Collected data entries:

----------------

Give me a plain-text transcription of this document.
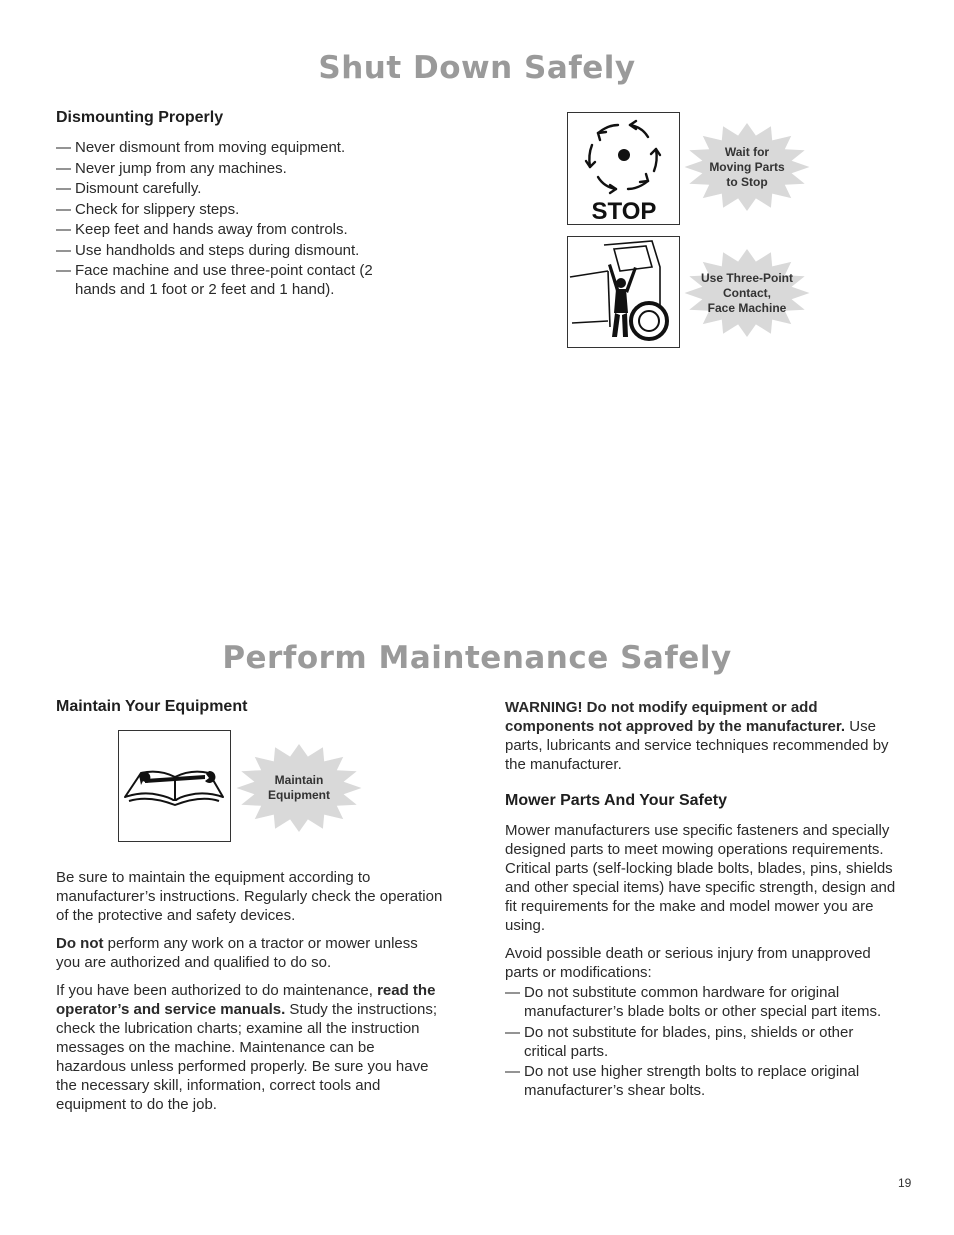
Shut Down Safely
Dismounting Properly
— Never dismount from moving equipment.
— Never jump from any machines.
— Dismount carefully.
— Check for slippery steps.
— Keep feet and hands away from controls.
— Use handholds and steps during dismount.
— Face machine and use three-point contact (2 hands and 1 foot or 2 feet and 1 hand).
STOP
Wait for
Moving Parts
to Stop
Use Three-Point
Contact,
Face Machine
Perform Maintenance Safely
Maintain Your Equipment
Maintain
Equipment

Be sure to maintain the equipment according to manufacturer’s instructions. Regularly check the operation of the protective and safety devices.

Do not perform any work on a tractor or mower unless you are authorized and qualified to do so.

If you have been authorized to do maintenance, read the operator’s and service manuals. Study the instructions; check the lubrication charts; examine all the instruction messages on the machine. Maintenance can be hazardous unless performed properly. Be sure you have the necessary skill, information, correct tools and equipment to do the job.

WARNING! Do not modify equipment or add components not approved by the manufacturer. Use parts, lubricants and service techniques recommended by the manufacturer.

Mower Parts And Your Safety

Mower manufacturers use specific fasteners and specially designed parts to meet mowing operations requirements. Critical parts (self-locking blade bolts, blades, pins, shields and other special items) have specific strength, design and fit requirements for the make and model mower you are using.

Avoid possible death or serious injury from unapproved parts or modifications:

— Do not substitute common hardware for original manufacturer’s blade bolts or other special part items.
— Do not substitute for blades, pins, shields or other critical parts.
— Do not use higher strength bolts to replace original manufacturer’s shear bolts.
19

----------------

-- Given task --
Find the string "Your" in the listing and return every line that holds it.

-- Complete answer --
Maintain Your Equipment
Mower Parts And Your Safety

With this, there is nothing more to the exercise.